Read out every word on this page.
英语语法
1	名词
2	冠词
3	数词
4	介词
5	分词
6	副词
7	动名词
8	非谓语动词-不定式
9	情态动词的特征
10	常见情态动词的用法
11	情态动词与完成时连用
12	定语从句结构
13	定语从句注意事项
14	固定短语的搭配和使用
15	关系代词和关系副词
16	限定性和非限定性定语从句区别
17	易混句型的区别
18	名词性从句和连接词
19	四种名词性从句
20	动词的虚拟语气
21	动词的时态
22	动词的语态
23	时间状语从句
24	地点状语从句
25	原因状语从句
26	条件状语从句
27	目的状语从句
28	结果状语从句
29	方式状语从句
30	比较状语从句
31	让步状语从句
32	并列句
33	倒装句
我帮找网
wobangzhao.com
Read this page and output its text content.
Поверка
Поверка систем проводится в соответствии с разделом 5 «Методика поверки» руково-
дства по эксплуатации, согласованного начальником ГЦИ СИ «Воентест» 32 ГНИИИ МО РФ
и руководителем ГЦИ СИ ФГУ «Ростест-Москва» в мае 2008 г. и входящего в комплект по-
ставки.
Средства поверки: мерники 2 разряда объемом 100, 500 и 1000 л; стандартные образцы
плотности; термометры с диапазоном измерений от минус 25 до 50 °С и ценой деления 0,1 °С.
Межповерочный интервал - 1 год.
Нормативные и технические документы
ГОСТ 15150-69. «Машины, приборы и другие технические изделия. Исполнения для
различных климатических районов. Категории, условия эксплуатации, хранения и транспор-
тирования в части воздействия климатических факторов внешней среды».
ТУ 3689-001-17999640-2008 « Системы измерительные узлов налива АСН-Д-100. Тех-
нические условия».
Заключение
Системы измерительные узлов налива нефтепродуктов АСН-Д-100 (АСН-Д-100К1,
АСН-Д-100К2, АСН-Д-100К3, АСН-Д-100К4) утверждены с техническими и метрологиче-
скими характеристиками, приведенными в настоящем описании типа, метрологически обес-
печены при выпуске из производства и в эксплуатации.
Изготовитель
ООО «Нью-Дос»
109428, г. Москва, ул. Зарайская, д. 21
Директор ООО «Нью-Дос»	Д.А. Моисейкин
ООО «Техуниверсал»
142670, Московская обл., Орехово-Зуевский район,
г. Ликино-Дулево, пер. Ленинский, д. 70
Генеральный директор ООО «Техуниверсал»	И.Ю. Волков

__PROBLEM STATEMENT__
Repeat all entries. Match them exactly.

__RESPONSE__
Read out every word on this page.
英语语法
1	名词
2	冠词
3	数词
4	介词
5	分词
6	副词
7	动名词
8	非谓语动词-不定式
9	情态动词的特征
10	常见情态动词的用法
11	情态动词与完成时连用
12	定语从句结构
13	定语从句注意事项
14	固定短语的搭配和使用
15	关系代词和关系副词
16	限定性和非限定性定语从句区别
17	易混句型的区别
18	名词性从句和连接词
19	四种名词性从句
20	动词的虚拟语气
21	动词的时态
22	动词的语态
23	时间状语从句
24	地点状语从句
25	原因状语从句
26	条件状语从句
27	目的状语从句
28	结果状语从句
29	方式状语从句
30	比较状语从句
31	让步状语从句
32	并列句
33	倒装句
我帮找网
wobangzhao.com
Read this page and output its text content.
Поверка
Поверка систем проводится в соответствии с разделом 5 «Методика поверки» руково-
дства по эксплуатации, согласованного начальником ГЦИ СИ «Воентест» 32 ГНИИИ МО РФ
и руководителем ГЦИ СИ ФГУ «Ростест-Москва» в мае 2008 г. и входящего в комплект по-
ставки.
Средства поверки: мерники 2 разряда объемом 100, 500 и 1000 л; стандартные образцы
плотности; термометры с диапазоном измерений от минус 25 до 50 °С и ценой деления 0,1 °С.
Межповерочный интервал - 1 год.
Нормативные и технические документы
ГОСТ 15150-69. «Машины, приборы и другие технические изделия. Исполнения для
различных климатических районов. Категории, условия эксплуатации, хранения и транспор-
тирования в части воздействия климатических факторов внешней среды».
ТУ 3689-001-17999640-2008 « Системы измерительные узлов налива АСН-Д-100. Тех-
нические условия».
Заключение
Системы измерительные узлов налива нефтепродуктов АСН-Д-100 (АСН-Д-100К1,
АСН-Д-100К2, АСН-Д-100К3, АСН-Д-100К4) утверждены с техническими и метрологиче-
скими характеристиками, приведенными в настоящем описании типа, метрологически обес-
печены при выпуске из производства и в эксплуатации.
Изготовитель
ООО «Нью-Дос»
109428, г. Москва, ул. Зарайская, д. 21
Директор ООО «Нью-Дос»	Д.А. Моисейкин
ООО «Техуниверсал»
142670, Московская обл., Орехово-Зуевский район,
г. Ликино-Дулево, пер. Ленинский, д. 70
Генеральный директор ООО «Техуниверсал»	И.Ю. Волков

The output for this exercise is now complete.